Determine how many lines of the records include "name", and answer with the number alone.
** Start of DATA LISTING **
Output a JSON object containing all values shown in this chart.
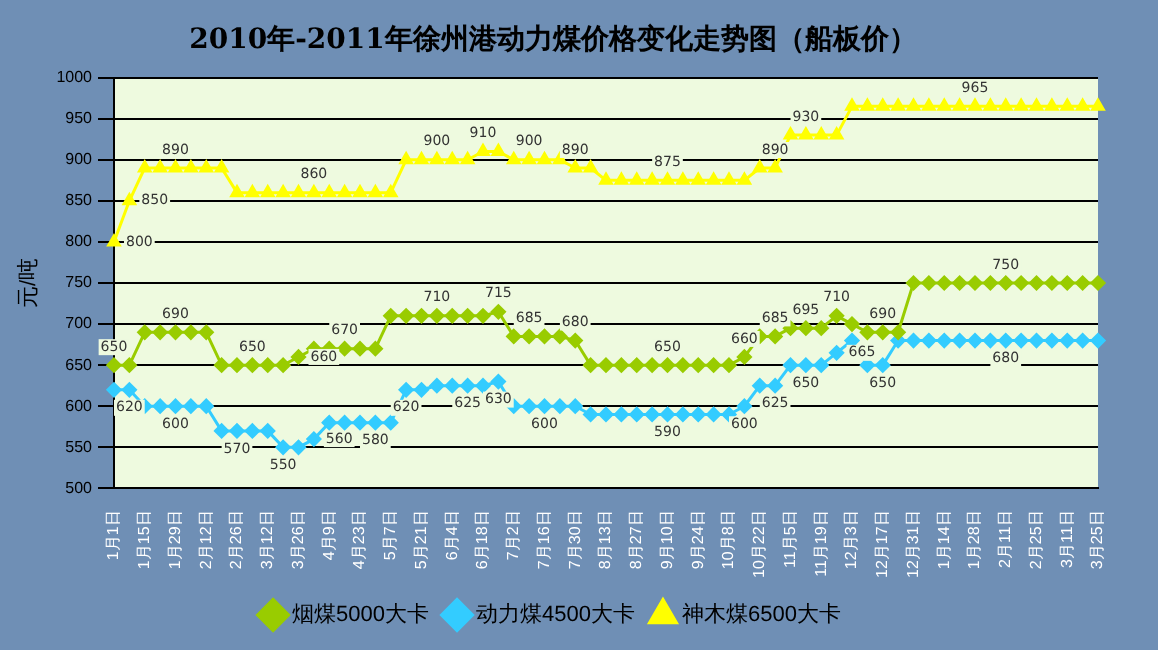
{
  "chart_data": {
    "type": "line",
    "title": "2010年-2011年徐州港动力煤价格变化走势图（船板价）",
    "ylabel": "元/吨",
    "categories": [
      "1月1日",
      null,
      "1月15日",
      null,
      "1月29日",
      null,
      "2月12日",
      null,
      "2月26日",
      null,
      "3月12日",
      null,
      "3月26日",
      null,
      "4月9日",
      null,
      "4月23日",
      null,
      "5月7日",
      null,
      "5月21日",
      null,
      "6月4日",
      null,
      "6月18日",
      null,
      "7月2日",
      null,
      "7月16日",
      null,
      "7月30日",
      null,
      "8月13日",
      null,
      "8月27日",
      null,
      "9月10日",
      null,
      "9月24日",
      null,
      "10月8日",
      null,
      "10月22日",
      null,
      "11月5日",
      null,
      "11月19日",
      null,
      "12月3日",
      null,
      "12月17日",
      null,
      "12月31日",
      null,
      "1月14日",
      null,
      "1月28日",
      null,
      "2月11日",
      null,
      "2月25日",
      null,
      "3月11日",
      null,
      "3月25日"
    ],
    "series": [
      {
        "name": "烟煤5000大卡",
        "color": "#99cc00",
        "marker": "diamond",
        "values": [
          650,
          650,
          690,
          690,
          690,
          690,
          690,
          650,
          650,
          650,
          650,
          650,
          660,
          670,
          670,
          670,
          670,
          670,
          710,
          710,
          710,
          710,
          710,
          710,
          710,
          715,
          685,
          685,
          685,
          685,
          680,
          650,
          650,
          650,
          650,
          650,
          650,
          650,
          650,
          650,
          650,
          660,
          685,
          685,
          695,
          695,
          695,
          710,
          700,
          690,
          690,
          690,
          750,
          750,
          750,
          750,
          750,
          750,
          750,
          750,
          750,
          750,
          750,
          750,
          750
        ],
        "value_labels": [
          "650",
          null,
          null,
          null,
          "690",
          null,
          null,
          null,
          null,
          "650",
          null,
          null,
          "660",
          null,
          null,
          "670",
          null,
          null,
          null,
          null,
          null,
          "710",
          null,
          null,
          null,
          "715",
          null,
          "685",
          null,
          null,
          "680",
          null,
          null,
          null,
          null,
          null,
          "650",
          null,
          null,
          null,
          null,
          "660",
          null,
          "685",
          null,
          "695",
          null,
          "710",
          null,
          null,
          "690",
          null,
          null,
          null,
          null,
          null,
          null,
          null,
          "750",
          null,
          null,
          null,
          null,
          null,
          null
        ]
      },
      {
        "name": "动力煤4500大卡",
        "color": "#33ccff",
        "marker": "diamond",
        "values": [
          620,
          620,
          600,
          600,
          600,
          600,
          600,
          570,
          570,
          570,
          570,
          550,
          550,
          560,
          580,
          580,
          580,
          580,
          580,
          620,
          620,
          625,
          625,
          625,
          625,
          630,
          600,
          600,
          600,
          600,
          600,
          590,
          590,
          590,
          590,
          590,
          590,
          590,
          590,
          590,
          590,
          600,
          625,
          625,
          650,
          650,
          650,
          665,
          680,
          650,
          650,
          680,
          680,
          680,
          680,
          680,
          680,
          680,
          680,
          680,
          680,
          680,
          680,
          680,
          680
        ],
        "value_labels": [
          null,
          "620",
          null,
          null,
          "600",
          null,
          null,
          null,
          "570",
          null,
          null,
          "550",
          null,
          "560",
          null,
          null,
          null,
          "580",
          null,
          "620",
          null,
          null,
          null,
          "625",
          null,
          "630",
          null,
          null,
          "600",
          null,
          null,
          null,
          null,
          null,
          null,
          null,
          "590",
          null,
          null,
          null,
          null,
          "600",
          null,
          "625",
          null,
          "650",
          null,
          "665",
          null,
          null,
          "650",
          null,
          null,
          null,
          null,
          null,
          null,
          null,
          "680",
          null,
          null,
          null,
          null,
          null,
          null
        ]
      },
      {
        "name": "神木煤6500大卡",
        "color": "#ffff00",
        "marker": "triangle",
        "values": [
          800,
          850,
          890,
          890,
          890,
          890,
          890,
          890,
          860,
          860,
          860,
          860,
          860,
          860,
          860,
          860,
          860,
          860,
          860,
          900,
          900,
          900,
          900,
          900,
          910,
          910,
          900,
          900,
          900,
          900,
          890,
          890,
          875,
          875,
          875,
          875,
          875,
          875,
          875,
          875,
          875,
          875,
          890,
          890,
          930,
          930,
          930,
          930,
          965,
          965,
          965,
          965,
          965,
          965,
          965,
          965,
          965,
          965,
          965,
          965,
          965,
          965,
          965,
          965,
          965
        ],
        "value_labels": [
          "800",
          "850",
          null,
          null,
          "890",
          null,
          null,
          null,
          null,
          null,
          null,
          null,
          null,
          "860",
          null,
          null,
          null,
          null,
          null,
          null,
          null,
          "900",
          null,
          null,
          "910",
          null,
          null,
          "900",
          null,
          null,
          "890",
          null,
          null,
          null,
          null,
          null,
          "875",
          null,
          null,
          null,
          null,
          null,
          null,
          "890",
          null,
          "930",
          null,
          null,
          null,
          null,
          null,
          null,
          null,
          null,
          null,
          null,
          "965",
          null,
          null,
          null,
          null,
          null,
          null,
          null,
          null
        ]
      }
    ],
    "ylim": [
      500,
      1000
    ],
    "yticks": [
      500,
      550,
      600,
      650,
      700,
      750,
      800,
      850,
      900,
      950,
      1000
    ],
    "grid": "y",
    "legend": "bottom"
  }
}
** End of DATA LISTING **
__RESPONSE__: 3